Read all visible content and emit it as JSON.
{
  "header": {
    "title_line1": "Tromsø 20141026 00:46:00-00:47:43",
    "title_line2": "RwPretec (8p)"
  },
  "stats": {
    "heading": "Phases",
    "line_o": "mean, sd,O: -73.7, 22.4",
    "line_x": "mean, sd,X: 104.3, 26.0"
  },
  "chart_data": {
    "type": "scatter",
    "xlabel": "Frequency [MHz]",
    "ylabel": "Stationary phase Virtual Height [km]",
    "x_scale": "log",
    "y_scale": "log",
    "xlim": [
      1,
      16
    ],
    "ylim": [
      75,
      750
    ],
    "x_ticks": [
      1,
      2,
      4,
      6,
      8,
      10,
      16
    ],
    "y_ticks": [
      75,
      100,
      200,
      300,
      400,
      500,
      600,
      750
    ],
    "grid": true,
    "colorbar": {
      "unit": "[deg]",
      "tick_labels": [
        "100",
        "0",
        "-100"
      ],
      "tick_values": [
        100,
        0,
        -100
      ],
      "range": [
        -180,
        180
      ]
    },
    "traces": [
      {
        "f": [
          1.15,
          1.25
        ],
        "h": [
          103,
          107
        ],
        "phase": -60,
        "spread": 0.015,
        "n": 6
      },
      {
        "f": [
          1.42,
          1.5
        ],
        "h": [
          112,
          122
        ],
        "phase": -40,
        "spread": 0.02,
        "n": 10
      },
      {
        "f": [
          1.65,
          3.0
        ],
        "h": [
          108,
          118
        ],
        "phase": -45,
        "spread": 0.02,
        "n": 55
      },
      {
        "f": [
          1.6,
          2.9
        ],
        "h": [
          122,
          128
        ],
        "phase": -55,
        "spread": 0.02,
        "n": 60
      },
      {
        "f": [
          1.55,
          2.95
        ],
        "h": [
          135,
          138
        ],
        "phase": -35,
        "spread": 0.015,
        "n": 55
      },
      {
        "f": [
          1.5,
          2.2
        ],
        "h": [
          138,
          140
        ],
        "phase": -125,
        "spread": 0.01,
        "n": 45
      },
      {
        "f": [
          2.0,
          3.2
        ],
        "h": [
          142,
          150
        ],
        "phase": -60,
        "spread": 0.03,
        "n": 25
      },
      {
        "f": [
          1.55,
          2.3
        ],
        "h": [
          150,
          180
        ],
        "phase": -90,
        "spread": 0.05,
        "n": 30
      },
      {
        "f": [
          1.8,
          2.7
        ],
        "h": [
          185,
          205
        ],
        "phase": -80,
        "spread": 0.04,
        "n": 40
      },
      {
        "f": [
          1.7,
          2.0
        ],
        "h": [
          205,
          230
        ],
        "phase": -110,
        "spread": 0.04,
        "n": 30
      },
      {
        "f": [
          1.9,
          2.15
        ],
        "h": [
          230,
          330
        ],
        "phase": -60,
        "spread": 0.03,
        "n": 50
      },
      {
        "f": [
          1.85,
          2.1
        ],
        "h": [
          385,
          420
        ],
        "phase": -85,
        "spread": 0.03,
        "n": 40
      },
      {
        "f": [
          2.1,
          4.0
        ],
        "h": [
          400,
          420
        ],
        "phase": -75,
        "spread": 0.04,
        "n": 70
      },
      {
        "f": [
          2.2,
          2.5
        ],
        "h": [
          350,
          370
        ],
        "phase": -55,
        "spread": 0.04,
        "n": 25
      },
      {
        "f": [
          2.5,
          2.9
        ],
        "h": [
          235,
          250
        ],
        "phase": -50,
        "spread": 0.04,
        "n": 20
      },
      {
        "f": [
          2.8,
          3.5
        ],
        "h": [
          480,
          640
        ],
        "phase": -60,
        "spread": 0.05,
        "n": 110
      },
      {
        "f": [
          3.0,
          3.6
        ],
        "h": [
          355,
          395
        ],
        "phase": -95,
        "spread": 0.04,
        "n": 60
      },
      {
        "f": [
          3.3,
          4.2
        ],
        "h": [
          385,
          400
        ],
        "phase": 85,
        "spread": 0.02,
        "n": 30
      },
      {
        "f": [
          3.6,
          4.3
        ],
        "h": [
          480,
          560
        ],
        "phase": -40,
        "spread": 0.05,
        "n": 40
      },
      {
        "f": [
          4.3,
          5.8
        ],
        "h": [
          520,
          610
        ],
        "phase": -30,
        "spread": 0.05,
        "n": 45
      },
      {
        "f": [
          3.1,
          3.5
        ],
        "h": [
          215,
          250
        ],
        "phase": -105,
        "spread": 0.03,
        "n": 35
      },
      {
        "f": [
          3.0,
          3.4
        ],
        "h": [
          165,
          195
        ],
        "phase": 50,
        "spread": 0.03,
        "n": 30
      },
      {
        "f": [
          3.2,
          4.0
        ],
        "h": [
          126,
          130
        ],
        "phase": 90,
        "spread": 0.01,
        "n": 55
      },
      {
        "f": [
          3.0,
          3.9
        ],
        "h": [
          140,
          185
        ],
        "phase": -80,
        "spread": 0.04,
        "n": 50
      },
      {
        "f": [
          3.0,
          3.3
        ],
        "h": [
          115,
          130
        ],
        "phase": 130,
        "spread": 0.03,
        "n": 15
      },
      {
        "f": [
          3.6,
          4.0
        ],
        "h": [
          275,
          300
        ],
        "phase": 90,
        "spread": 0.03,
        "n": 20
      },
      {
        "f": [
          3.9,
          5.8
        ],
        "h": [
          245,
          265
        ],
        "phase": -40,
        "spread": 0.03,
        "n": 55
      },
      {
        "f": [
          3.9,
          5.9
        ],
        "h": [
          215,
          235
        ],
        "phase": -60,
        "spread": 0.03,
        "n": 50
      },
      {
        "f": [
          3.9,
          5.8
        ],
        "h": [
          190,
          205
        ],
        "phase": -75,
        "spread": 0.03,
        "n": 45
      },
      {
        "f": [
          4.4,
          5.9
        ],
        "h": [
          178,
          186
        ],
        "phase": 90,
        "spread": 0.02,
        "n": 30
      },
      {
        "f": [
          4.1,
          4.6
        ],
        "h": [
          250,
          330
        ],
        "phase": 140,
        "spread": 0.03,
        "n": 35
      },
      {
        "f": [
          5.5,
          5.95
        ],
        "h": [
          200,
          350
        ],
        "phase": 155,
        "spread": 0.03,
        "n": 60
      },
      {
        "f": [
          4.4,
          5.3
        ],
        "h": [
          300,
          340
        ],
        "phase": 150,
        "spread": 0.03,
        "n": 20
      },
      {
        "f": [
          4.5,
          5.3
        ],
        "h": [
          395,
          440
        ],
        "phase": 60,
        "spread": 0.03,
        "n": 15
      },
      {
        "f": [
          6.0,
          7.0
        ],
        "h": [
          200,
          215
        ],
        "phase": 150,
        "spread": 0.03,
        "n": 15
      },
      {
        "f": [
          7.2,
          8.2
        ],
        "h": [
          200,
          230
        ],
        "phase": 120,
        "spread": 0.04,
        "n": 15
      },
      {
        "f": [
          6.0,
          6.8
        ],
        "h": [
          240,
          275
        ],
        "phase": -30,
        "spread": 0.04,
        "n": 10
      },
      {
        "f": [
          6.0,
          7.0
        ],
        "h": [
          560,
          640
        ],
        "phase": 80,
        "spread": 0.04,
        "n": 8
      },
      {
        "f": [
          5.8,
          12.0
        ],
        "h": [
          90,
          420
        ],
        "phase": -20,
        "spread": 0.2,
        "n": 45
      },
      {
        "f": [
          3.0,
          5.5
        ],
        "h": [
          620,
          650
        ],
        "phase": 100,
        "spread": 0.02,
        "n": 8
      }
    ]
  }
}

### EXERCISE AIM
Retype the whole listing above exactly.

### TASK ANSWER
Read all visible content and emit it as JSON.
{
  "header": {
    "title_line1": "Tromsø 20141026 00:46:00-00:47:43",
    "title_line2": "RwPretec (8p)"
  },
  "stats": {
    "heading": "Phases",
    "line_o": "mean, sd,O: -73.7, 22.4",
    "line_x": "mean, sd,X: 104.3, 26.0"
  },
  "chart_data": {
    "type": "scatter",
    "xlabel": "Frequency [MHz]",
    "ylabel": "Stationary phase Virtual Height [km]",
    "x_scale": "log",
    "y_scale": "log",
    "xlim": [
      1,
      16
    ],
    "ylim": [
      75,
      750
    ],
    "x_ticks": [
      1,
      2,
      4,
      6,
      8,
      10,
      16
    ],
    "y_ticks": [
      75,
      100,
      200,
      300,
      400,
      500,
      600,
      750
    ],
    "grid": true,
    "colorbar": {
      "unit": "[deg]",
      "tick_labels": [
        "100",
        "0",
        "-100"
      ],
      "tick_values": [
        100,
        0,
        -100
      ],
      "range": [
        -180,
        180
      ]
    },
    "traces": [
      {
        "f": [
          1.15,
          1.25
        ],
        "h": [
          103,
          107
        ],
        "phase": -60,
        "spread": 0.015,
        "n": 6
      },
      {
        "f": [
          1.42,
          1.5
        ],
        "h": [
          112,
          122
        ],
        "phase": -40,
        "spread": 0.02,
        "n": 10
      },
      {
        "f": [
          1.65,
          3.0
        ],
        "h": [
          108,
          118
        ],
        "phase": -45,
        "spread": 0.02,
        "n": 55
      },
      {
        "f": [
          1.6,
          2.9
        ],
        "h": [
          122,
          128
        ],
        "phase": -55,
        "spread": 0.02,
        "n": 60
      },
      {
        "f": [
          1.55,
          2.95
        ],
        "h": [
          135,
          138
        ],
        "phase": -35,
        "spread": 0.015,
        "n": 55
      },
      {
        "f": [
          1.5,
          2.2
        ],
        "h": [
          138,
          140
        ],
        "phase": -125,
        "spread": 0.01,
        "n": 45
      },
      {
        "f": [
          2.0,
          3.2
        ],
        "h": [
          142,
          150
        ],
        "phase": -60,
        "spread": 0.03,
        "n": 25
      },
      {
        "f": [
          1.55,
          2.3
        ],
        "h": [
          150,
          180
        ],
        "phase": -90,
        "spread": 0.05,
        "n": 30
      },
      {
        "f": [
          1.8,
          2.7
        ],
        "h": [
          185,
          205
        ],
        "phase": -80,
        "spread": 0.04,
        "n": 40
      },
      {
        "f": [
          1.7,
          2.0
        ],
        "h": [
          205,
          230
        ],
        "phase": -110,
        "spread": 0.04,
        "n": 30
      },
      {
        "f": [
          1.9,
          2.15
        ],
        "h": [
          230,
          330
        ],
        "phase": -60,
        "spread": 0.03,
        "n": 50
      },
      {
        "f": [
          1.85,
          2.1
        ],
        "h": [
          385,
          420
        ],
        "phase": -85,
        "spread": 0.03,
        "n": 40
      },
      {
        "f": [
          2.1,
          4.0
        ],
        "h": [
          400,
          420
        ],
        "phase": -75,
        "spread": 0.04,
        "n": 70
      },
      {
        "f": [
          2.2,
          2.5
        ],
        "h": [
          350,
          370
        ],
        "phase": -55,
        "spread": 0.04,
        "n": 25
      },
      {
        "f": [
          2.5,
          2.9
        ],
        "h": [
          235,
          250
        ],
        "phase": -50,
        "spread": 0.04,
        "n": 20
      },
      {
        "f": [
          2.8,
          3.5
        ],
        "h": [
          480,
          640
        ],
        "phase": -60,
        "spread": 0.05,
        "n": 110
      },
      {
        "f": [
          3.0,
          3.6
        ],
        "h": [
          355,
          395
        ],
        "phase": -95,
        "spread": 0.04,
        "n": 60
      },
      {
        "f": [
          3.3,
          4.2
        ],
        "h": [
          385,
          400
        ],
        "phase": 85,
        "spread": 0.02,
        "n": 30
      },
      {
        "f": [
          3.6,
          4.3
        ],
        "h": [
          480,
          560
        ],
        "phase": -40,
        "spread": 0.05,
        "n": 40
      },
      {
        "f": [
          4.3,
          5.8
        ],
        "h": [
          520,
          610
        ],
        "phase": -30,
        "spread": 0.05,
        "n": 45
      },
      {
        "f": [
          3.1,
          3.5
        ],
        "h": [
          215,
          250
        ],
        "phase": -105,
        "spread": 0.03,
        "n": 35
      },
      {
        "f": [
          3.0,
          3.4
        ],
        "h": [
          165,
          195
        ],
        "phase": 50,
        "spread": 0.03,
        "n": 30
      },
      {
        "f": [
          3.2,
          4.0
        ],
        "h": [
          126,
          130
        ],
        "phase": 90,
        "spread": 0.01,
        "n": 55
      },
      {
        "f": [
          3.0,
          3.9
        ],
        "h": [
          140,
          185
        ],
        "phase": -80,
        "spread": 0.04,
        "n": 50
      },
      {
        "f": [
          3.0,
          3.3
        ],
        "h": [
          115,
          130
        ],
        "phase": 130,
        "spread": 0.03,
        "n": 15
      },
      {
        "f": [
          3.6,
          4.0
        ],
        "h": [
          275,
          300
        ],
        "phase": 90,
        "spread": 0.03,
        "n": 20
      },
      {
        "f": [
          3.9,
          5.8
        ],
        "h": [
          245,
          265
        ],
        "phase": -40,
        "spread": 0.03,
        "n": 55
      },
      {
        "f": [
          3.9,
          5.9
        ],
        "h": [
          215,
          235
        ],
        "phase": -60,
        "spread": 0.03,
        "n": 50
      },
      {
        "f": [
          3.9,
          5.8
        ],
        "h": [
          190,
          205
        ],
        "phase": -75,
        "spread": 0.03,
        "n": 45
      },
      {
        "f": [
          4.4,
          5.9
        ],
        "h": [
          178,
          186
        ],
        "phase": 90,
        "spread": 0.02,
        "n": 30
      },
      {
        "f": [
          4.1,
          4.6
        ],
        "h": [
          250,
          330
        ],
        "phase": 140,
        "spread": 0.03,
        "n": 35
      },
      {
        "f": [
          5.5,
          5.95
        ],
        "h": [
          200,
          350
        ],
        "phase": 155,
        "spread": 0.03,
        "n": 60
      },
      {
        "f": [
          4.4,
          5.3
        ],
        "h": [
          300,
          340
        ],
        "phase": 150,
        "spread": 0.03,
        "n": 20
      },
      {
        "f": [
          4.5,
          5.3
        ],
        "h": [
          395,
          440
        ],
        "phase": 60,
        "spread": 0.03,
        "n": 15
      },
      {
        "f": [
          6.0,
          7.0
        ],
        "h": [
          200,
          215
        ],
        "phase": 150,
        "spread": 0.03,
        "n": 15
      },
      {
        "f": [
          7.2,
          8.2
        ],
        "h": [
          200,
          230
        ],
        "phase": 120,
        "spread": 0.04,
        "n": 15
      },
      {
        "f": [
          6.0,
          6.8
        ],
        "h": [
          240,
          275
        ],
        "phase": -30,
        "spread": 0.04,
        "n": 10
      },
      {
        "f": [
          6.0,
          7.0
        ],
        "h": [
          560,
          640
        ],
        "phase": 80,
        "spread": 0.04,
        "n": 8
      },
      {
        "f": [
          5.8,
          12.0
        ],
        "h": [
          90,
          420
        ],
        "phase": -20,
        "spread": 0.2,
        "n": 45
      },
      {
        "f": [
          3.0,
          5.5
        ],
        "h": [
          620,
          650
        ],
        "phase": 100,
        "spread": 0.02,
        "n": 8
      }
    ]
  }
}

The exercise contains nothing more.